• The request: Pull out every line below that holds the word "населения".
** start of Items **
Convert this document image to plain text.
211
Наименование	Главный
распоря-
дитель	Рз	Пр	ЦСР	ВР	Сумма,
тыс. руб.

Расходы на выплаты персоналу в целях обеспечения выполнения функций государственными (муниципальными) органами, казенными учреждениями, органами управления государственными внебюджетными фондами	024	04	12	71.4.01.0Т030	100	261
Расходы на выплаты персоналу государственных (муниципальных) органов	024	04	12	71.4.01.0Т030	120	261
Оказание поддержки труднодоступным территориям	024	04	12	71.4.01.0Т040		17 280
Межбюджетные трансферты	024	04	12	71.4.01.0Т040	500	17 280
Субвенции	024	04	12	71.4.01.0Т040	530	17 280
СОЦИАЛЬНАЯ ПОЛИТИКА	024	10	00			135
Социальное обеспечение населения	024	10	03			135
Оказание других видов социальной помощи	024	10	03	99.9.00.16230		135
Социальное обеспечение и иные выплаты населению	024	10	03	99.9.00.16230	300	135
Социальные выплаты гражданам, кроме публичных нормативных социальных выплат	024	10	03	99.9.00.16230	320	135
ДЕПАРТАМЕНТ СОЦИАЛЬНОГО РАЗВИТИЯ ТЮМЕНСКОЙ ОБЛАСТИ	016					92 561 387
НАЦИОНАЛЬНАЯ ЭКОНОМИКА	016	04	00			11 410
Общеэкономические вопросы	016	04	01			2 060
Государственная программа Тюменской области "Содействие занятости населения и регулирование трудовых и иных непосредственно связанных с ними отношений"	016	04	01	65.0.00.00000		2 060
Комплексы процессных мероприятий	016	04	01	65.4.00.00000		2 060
** end of Items **
• Reply to the exercise:
Социальное обеспечение населения	024	10	03			135
Государственная программа Тюменской области "Содействие занятости населения и регулирование трудовых и иных непосредственно связанных с ними отношений"	016	04	01	65.0.00.00000		2 060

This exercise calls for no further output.